(Records from a dataset)
————————
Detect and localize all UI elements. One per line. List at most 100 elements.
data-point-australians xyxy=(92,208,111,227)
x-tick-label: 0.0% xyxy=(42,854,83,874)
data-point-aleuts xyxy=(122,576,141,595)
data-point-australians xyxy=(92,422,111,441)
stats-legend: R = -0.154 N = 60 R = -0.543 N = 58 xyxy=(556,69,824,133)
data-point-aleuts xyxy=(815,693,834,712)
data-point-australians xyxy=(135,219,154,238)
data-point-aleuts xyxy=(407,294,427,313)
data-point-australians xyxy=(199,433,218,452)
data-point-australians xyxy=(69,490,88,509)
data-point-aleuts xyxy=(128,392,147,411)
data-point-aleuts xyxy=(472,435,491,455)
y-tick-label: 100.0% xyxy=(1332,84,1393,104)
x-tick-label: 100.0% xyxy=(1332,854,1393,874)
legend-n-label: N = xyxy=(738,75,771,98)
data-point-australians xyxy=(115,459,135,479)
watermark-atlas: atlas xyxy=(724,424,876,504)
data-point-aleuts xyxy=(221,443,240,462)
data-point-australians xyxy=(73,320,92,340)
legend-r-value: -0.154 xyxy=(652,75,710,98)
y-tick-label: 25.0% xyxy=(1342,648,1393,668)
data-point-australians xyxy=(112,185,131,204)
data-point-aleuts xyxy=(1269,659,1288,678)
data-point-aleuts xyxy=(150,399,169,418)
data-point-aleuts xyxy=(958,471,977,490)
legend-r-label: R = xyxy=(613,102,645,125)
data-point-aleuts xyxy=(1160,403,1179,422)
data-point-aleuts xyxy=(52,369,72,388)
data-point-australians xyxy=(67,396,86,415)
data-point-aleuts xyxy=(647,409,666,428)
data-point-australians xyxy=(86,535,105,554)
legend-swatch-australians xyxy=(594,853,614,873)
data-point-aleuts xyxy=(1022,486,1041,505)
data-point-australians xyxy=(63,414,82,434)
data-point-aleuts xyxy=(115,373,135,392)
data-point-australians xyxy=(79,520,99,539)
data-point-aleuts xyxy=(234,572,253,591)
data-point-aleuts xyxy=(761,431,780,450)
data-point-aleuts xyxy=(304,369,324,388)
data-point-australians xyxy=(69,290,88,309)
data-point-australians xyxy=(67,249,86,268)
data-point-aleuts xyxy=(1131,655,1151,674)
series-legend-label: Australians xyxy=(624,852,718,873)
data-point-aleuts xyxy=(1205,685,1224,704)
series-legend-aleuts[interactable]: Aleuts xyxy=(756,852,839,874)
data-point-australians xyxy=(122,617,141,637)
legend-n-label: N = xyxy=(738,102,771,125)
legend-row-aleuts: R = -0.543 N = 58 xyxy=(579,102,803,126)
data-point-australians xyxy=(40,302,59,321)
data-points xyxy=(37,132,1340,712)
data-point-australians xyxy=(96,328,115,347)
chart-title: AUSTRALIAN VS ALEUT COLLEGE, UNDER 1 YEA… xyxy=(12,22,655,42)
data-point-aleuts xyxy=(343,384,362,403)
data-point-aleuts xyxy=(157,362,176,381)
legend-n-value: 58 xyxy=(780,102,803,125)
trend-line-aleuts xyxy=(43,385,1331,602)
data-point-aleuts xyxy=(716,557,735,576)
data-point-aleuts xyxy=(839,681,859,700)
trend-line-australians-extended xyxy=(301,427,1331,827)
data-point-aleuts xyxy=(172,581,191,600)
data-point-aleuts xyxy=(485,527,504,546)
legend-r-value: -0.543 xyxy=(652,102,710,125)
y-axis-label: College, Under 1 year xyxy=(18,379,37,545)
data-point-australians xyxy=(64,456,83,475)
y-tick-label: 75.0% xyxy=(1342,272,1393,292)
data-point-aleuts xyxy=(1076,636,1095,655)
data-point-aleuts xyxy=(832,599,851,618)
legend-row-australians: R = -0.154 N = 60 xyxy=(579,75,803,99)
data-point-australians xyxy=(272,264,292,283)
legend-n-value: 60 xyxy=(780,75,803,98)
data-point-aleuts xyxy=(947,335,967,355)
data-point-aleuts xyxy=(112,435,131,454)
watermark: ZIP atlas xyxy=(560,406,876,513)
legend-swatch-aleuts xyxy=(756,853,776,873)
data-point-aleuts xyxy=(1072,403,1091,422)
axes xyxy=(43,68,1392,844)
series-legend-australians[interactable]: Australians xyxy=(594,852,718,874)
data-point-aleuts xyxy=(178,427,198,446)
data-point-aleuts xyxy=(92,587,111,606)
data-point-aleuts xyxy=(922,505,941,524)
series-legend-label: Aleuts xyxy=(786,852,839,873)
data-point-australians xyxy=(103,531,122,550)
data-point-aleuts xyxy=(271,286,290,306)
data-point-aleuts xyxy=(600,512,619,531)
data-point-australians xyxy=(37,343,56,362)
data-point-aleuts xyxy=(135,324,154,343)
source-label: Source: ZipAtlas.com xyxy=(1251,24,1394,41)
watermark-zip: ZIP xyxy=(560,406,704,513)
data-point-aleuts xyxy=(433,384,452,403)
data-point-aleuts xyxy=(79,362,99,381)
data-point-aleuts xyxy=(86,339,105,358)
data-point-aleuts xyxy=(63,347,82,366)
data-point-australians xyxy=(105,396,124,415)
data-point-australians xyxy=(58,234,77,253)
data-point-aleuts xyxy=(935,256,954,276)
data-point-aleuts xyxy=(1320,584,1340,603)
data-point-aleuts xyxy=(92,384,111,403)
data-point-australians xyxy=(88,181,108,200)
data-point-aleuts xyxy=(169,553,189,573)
————————
> **Set exercise**: Copy the records above word for word, from their first line through the line containing "data-point-australians xyxy=(92,422,111,441)", including both of those lines.

> **Task response**:
Detect and localize all UI elements. One per line. List at most 100 elements.
data-point-australians xyxy=(92,208,111,227)
x-tick-label: 0.0% xyxy=(42,854,83,874)
data-point-aleuts xyxy=(122,576,141,595)
data-point-australians xyxy=(92,422,111,441)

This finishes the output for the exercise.